Problem details: Lift out all lines below that contain "Number".

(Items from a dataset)
================================
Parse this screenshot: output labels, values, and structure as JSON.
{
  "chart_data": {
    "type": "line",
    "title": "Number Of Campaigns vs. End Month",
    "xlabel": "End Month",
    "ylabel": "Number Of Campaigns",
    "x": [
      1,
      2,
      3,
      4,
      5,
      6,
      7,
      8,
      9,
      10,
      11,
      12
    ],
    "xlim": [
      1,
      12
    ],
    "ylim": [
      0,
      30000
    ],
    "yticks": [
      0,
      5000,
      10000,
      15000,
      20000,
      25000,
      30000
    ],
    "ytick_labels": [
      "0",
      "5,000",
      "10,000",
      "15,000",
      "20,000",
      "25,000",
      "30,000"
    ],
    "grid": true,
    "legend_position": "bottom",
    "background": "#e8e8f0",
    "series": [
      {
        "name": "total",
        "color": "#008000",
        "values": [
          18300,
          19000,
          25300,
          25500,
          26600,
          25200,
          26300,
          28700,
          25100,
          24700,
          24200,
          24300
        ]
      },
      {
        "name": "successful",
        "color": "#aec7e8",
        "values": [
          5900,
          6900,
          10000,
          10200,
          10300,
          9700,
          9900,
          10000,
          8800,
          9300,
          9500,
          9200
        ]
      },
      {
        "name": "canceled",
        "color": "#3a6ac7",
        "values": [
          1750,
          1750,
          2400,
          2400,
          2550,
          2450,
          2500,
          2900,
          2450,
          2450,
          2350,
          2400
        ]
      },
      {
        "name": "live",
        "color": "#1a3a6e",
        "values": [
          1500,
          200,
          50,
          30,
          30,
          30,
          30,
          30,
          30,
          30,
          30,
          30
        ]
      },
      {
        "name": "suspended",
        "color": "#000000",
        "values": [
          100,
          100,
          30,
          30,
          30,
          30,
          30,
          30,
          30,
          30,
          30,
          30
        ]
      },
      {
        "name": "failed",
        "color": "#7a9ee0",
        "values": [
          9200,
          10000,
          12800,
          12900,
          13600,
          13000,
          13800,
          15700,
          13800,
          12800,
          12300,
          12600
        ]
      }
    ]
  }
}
================================
Result:
    "title": "Number Of Campaigns vs. End Month",
    "ylabel": "Number Of Campaigns",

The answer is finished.